### WHAT IS ASKED
Pictures are to be left out; otherwise, copy exactly the lines from the line containing "Read this page and output its text content." through the end of the data.

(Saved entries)
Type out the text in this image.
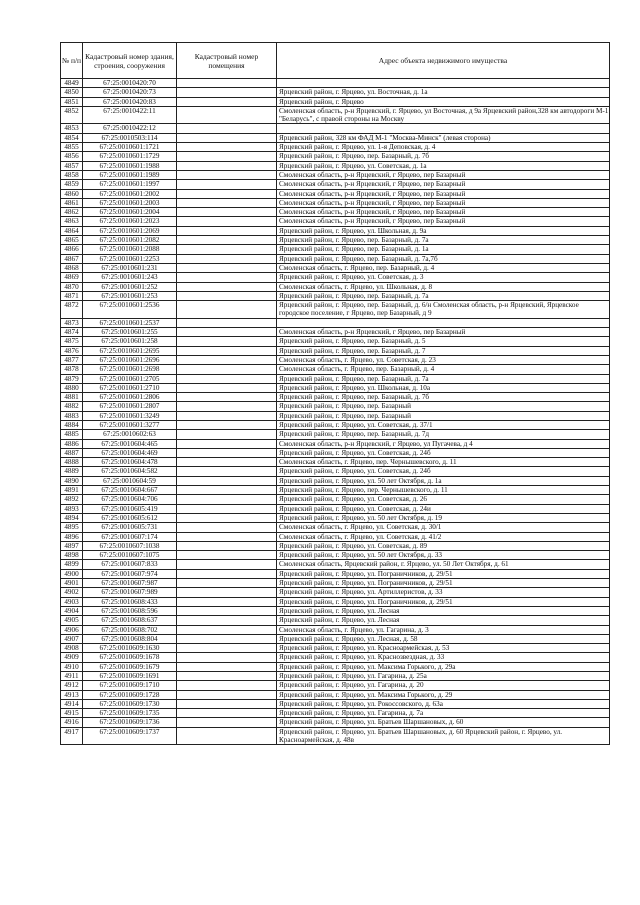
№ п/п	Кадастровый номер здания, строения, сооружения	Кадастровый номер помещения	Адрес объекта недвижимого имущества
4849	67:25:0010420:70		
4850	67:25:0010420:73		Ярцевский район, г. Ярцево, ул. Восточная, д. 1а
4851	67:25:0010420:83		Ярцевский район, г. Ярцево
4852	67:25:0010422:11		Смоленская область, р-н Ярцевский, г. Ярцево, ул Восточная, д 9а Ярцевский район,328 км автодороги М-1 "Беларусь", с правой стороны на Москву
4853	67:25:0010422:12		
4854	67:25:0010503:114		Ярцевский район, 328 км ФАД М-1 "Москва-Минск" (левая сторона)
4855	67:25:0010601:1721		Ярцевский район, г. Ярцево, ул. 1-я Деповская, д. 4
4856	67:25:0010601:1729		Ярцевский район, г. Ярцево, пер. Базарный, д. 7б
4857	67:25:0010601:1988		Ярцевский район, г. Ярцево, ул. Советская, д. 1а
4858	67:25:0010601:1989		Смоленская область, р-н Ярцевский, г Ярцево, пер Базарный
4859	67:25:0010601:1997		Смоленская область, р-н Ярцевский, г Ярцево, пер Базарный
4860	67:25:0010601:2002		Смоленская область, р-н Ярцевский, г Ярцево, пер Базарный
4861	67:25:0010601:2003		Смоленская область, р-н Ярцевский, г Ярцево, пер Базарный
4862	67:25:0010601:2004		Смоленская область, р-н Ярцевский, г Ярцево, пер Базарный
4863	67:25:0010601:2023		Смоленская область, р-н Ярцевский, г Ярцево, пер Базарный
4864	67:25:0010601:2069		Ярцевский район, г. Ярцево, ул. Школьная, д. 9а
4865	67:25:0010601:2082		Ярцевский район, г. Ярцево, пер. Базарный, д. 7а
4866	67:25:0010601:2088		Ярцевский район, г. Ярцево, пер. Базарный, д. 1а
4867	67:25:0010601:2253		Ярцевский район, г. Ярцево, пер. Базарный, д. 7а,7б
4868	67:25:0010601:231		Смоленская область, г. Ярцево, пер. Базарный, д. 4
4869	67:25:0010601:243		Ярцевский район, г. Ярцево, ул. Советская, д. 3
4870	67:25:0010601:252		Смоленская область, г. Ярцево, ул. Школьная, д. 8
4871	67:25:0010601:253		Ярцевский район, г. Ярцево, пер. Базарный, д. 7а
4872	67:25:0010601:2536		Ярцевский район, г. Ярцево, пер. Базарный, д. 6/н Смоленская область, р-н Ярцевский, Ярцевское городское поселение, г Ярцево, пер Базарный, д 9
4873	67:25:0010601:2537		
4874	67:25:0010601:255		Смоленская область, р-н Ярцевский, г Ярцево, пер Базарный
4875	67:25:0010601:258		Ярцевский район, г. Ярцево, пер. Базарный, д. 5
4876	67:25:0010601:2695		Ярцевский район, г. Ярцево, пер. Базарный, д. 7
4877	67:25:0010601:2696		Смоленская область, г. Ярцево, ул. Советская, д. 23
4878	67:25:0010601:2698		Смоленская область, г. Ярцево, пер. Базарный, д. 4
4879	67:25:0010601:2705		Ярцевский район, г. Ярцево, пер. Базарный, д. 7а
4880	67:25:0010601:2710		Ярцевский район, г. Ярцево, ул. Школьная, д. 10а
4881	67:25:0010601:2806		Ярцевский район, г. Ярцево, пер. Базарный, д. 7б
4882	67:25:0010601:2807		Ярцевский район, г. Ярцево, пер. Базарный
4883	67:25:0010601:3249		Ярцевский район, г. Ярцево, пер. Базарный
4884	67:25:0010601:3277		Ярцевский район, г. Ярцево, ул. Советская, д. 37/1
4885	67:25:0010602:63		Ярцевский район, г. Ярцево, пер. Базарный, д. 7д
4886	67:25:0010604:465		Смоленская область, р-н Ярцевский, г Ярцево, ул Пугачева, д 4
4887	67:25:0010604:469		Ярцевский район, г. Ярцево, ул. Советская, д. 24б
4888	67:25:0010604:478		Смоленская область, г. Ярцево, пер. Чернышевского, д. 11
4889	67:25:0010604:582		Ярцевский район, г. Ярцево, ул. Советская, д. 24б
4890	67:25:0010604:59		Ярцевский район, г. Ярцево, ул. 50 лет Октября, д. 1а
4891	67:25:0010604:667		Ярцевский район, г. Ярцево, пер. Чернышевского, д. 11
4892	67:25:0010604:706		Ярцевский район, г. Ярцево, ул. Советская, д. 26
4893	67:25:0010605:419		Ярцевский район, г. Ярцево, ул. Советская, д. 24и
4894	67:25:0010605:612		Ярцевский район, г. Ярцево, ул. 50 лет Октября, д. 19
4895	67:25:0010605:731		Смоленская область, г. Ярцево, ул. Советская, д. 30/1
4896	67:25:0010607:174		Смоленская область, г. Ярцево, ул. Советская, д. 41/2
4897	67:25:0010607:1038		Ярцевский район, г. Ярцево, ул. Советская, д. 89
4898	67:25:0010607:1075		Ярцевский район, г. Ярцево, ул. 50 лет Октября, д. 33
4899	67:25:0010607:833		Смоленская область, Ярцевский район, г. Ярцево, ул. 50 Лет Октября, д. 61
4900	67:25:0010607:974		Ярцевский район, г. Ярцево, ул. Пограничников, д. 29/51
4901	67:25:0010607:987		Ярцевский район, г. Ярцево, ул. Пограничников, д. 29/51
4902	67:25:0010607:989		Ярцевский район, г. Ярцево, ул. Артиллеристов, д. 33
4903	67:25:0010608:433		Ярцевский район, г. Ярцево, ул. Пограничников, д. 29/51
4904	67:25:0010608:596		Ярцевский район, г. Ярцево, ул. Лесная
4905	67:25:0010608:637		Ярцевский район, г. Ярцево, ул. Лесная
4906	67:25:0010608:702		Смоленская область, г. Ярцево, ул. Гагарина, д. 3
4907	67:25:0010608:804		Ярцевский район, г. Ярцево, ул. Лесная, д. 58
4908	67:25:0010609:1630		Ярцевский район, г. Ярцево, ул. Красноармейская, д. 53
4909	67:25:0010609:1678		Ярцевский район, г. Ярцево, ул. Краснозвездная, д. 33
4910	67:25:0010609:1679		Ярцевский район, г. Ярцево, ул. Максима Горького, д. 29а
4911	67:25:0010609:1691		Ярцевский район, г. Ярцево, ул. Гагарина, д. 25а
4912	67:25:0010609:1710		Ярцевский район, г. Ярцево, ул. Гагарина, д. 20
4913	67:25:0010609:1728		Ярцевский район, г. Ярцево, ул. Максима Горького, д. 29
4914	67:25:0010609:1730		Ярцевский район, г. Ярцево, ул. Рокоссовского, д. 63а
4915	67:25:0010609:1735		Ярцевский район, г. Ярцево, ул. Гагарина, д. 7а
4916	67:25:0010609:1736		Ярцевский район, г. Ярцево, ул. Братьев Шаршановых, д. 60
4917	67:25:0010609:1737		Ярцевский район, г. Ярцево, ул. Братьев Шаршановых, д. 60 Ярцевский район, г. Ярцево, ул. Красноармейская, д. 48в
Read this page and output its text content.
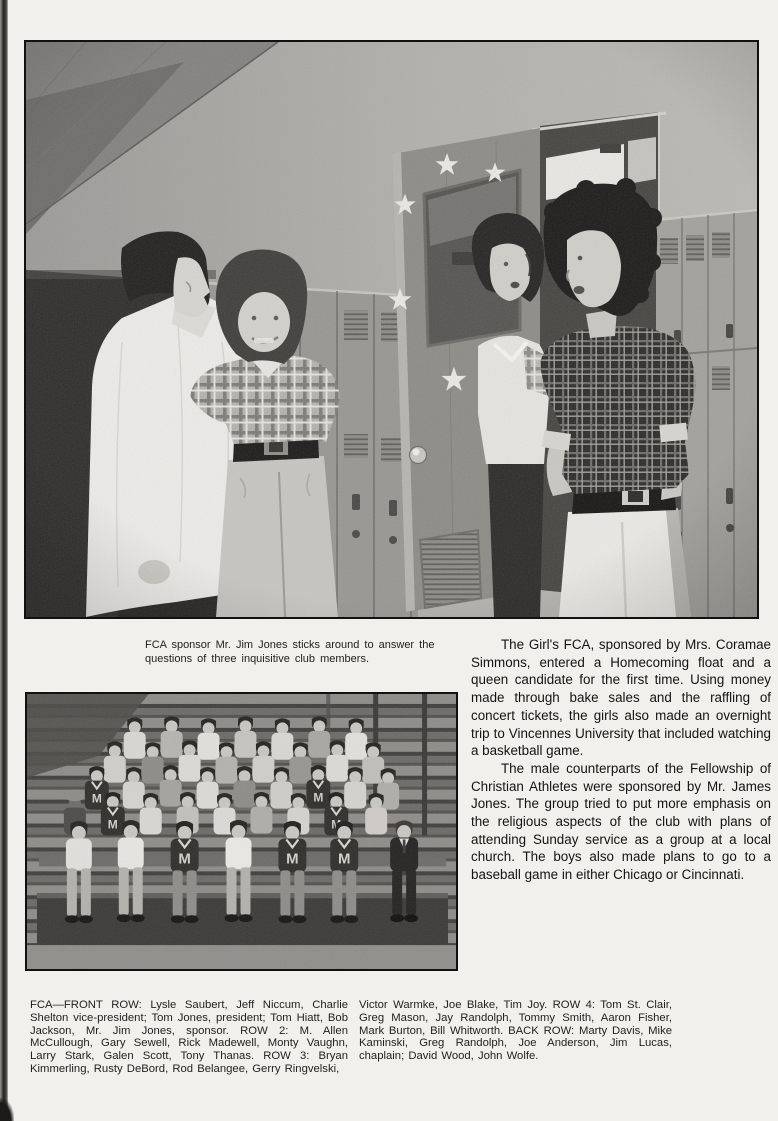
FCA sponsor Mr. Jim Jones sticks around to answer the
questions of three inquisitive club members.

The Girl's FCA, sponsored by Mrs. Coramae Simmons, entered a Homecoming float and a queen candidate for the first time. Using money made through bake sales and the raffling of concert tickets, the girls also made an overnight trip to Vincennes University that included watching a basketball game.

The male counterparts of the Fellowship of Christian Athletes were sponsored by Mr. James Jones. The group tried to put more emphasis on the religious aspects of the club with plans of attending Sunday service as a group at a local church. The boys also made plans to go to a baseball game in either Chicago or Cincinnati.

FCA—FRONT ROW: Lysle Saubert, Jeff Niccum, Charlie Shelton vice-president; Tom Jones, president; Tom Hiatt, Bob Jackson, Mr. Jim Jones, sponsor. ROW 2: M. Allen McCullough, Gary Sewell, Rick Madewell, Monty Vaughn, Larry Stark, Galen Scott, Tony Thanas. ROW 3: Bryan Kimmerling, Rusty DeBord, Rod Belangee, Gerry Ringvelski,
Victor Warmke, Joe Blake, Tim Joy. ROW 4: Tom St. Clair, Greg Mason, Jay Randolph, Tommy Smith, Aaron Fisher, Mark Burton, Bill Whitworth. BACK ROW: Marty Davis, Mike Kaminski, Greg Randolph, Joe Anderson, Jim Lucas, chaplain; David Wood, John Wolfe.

### THE RESPONSE
Read this page and output its text content.
FCA sponsor Mr. Jim Jones sticks around to answer the
questions of three inquisitive club members.

The Girl's FCA, sponsored by Mrs. Coramae Simmons, entered a Homecoming float and a queen candidate for the first time. Using money made through bake sales and the raffling of concert tickets, the girls also made an overnight trip to Vincennes University that included watching a basketball game.

The male counterparts of the Fellowship of Christian Athletes were sponsored by Mr. James Jones. The group tried to put more emphasis on the religious aspects of the club with plans of attending Sunday service as a group at a local church. The boys also made plans to go to a baseball game in either Chicago or Cincinnati.

FCA—FRONT ROW: Lysle Saubert, Jeff Niccum, Charlie Shelton vice-president; Tom Jones, president; Tom Hiatt, Bob Jackson, Mr. Jim Jones, sponsor. ROW 2: M. Allen McCullough, Gary Sewell, Rick Madewell, Monty Vaughn, Larry Stark, Galen Scott, Tony Thanas. ROW 3: Bryan Kimmerling, Rusty DeBord, Rod Belangee, Gerry Ringvelski,
Victor Warmke, Joe Blake, Tim Joy. ROW 4: Tom St. Clair, Greg Mason, Jay Randolph, Tommy Smith, Aaron Fisher, Mark Burton, Bill Whitworth. BACK ROW: Marty Davis, Mike Kaminski, Greg Randolph, Joe Anderson, Jim Lucas, chaplain; David Wood, John Wolfe.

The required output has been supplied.